**Task instructions:** Using the listing beneath this task, count the lines with the word "Encryption" and write only the result.

[Raw records]
--------------------------------------------------
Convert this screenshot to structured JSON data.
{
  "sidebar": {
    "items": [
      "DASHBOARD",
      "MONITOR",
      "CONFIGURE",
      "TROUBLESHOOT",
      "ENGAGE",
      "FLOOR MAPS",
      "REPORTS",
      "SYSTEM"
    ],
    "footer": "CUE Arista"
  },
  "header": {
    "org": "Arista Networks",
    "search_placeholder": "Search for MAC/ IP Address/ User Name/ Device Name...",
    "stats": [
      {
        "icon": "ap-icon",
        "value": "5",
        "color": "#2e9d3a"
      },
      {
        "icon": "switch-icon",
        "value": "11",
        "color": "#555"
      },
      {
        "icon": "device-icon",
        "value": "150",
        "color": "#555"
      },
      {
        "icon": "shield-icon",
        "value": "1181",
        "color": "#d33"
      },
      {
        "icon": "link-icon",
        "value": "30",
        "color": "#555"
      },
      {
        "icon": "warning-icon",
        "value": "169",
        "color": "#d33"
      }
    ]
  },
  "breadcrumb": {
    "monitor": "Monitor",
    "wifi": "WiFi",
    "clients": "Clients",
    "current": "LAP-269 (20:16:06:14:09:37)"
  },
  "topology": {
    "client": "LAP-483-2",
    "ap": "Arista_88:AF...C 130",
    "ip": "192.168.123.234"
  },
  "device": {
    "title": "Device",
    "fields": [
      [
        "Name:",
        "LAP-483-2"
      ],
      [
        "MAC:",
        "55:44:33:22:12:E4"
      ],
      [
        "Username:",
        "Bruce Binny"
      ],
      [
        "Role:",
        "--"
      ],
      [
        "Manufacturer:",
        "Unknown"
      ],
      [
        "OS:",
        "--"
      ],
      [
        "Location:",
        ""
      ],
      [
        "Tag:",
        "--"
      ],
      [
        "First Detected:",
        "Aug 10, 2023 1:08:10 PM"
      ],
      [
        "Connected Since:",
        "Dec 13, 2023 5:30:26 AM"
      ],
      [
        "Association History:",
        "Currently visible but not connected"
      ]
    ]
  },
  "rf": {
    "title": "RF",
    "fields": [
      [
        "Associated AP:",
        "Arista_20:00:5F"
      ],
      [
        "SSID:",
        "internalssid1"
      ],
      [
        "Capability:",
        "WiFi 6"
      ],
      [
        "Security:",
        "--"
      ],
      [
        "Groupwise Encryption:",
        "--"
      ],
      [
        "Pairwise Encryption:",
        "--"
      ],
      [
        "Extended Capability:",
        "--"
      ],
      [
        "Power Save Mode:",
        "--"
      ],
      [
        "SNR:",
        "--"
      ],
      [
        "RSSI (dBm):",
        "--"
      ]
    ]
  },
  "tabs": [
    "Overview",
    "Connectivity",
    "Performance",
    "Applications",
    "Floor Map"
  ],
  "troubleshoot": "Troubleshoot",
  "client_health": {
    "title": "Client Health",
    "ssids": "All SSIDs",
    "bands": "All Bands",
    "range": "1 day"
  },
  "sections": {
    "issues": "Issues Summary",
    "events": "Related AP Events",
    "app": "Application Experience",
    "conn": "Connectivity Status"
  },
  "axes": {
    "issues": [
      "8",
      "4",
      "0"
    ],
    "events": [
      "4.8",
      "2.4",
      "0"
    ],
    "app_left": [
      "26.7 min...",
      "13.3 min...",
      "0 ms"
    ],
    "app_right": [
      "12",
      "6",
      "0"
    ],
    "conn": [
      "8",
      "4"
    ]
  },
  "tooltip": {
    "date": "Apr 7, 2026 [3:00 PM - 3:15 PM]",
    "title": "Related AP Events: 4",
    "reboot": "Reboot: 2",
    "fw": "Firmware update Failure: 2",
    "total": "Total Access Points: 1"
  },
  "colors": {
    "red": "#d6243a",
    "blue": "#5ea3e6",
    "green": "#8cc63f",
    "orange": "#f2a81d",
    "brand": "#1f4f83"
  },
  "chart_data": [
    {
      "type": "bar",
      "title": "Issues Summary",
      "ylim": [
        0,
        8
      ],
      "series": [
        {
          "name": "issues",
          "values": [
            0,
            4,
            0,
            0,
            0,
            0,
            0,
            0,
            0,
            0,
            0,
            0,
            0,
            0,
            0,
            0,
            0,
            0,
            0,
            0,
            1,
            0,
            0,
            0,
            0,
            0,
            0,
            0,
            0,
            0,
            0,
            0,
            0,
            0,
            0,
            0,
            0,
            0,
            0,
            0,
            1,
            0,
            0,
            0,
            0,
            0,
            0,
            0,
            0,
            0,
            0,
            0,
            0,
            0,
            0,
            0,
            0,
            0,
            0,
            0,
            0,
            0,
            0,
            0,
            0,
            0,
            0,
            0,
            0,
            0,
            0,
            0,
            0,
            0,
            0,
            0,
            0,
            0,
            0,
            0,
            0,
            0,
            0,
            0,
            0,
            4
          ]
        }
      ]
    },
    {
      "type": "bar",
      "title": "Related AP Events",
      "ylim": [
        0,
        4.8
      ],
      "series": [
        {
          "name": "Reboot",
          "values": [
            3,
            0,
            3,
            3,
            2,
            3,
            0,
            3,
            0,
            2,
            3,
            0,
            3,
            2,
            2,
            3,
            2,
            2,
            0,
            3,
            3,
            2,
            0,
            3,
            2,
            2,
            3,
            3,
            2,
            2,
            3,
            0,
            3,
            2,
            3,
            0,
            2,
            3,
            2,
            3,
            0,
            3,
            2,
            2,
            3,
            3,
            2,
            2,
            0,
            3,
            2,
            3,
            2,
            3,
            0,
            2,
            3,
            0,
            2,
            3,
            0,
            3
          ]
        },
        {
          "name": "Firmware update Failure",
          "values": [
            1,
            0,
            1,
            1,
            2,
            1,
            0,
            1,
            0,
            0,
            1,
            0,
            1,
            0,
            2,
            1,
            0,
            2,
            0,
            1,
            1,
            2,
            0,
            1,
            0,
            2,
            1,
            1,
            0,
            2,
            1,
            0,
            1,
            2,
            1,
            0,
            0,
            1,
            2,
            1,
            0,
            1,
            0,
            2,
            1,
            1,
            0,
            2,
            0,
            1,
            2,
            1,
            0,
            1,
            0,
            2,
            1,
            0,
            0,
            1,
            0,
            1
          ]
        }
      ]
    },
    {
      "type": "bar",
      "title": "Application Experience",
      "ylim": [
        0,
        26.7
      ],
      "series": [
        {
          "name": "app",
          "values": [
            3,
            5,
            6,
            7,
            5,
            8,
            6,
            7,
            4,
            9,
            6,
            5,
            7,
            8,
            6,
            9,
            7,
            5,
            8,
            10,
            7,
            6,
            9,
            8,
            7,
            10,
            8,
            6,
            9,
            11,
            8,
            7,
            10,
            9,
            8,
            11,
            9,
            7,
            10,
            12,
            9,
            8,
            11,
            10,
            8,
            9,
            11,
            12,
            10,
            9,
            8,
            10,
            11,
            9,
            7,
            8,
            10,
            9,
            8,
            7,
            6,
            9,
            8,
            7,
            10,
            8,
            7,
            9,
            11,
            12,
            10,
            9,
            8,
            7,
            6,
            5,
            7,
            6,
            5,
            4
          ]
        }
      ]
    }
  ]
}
--------------------------------------------------
**Reply to the task:** 2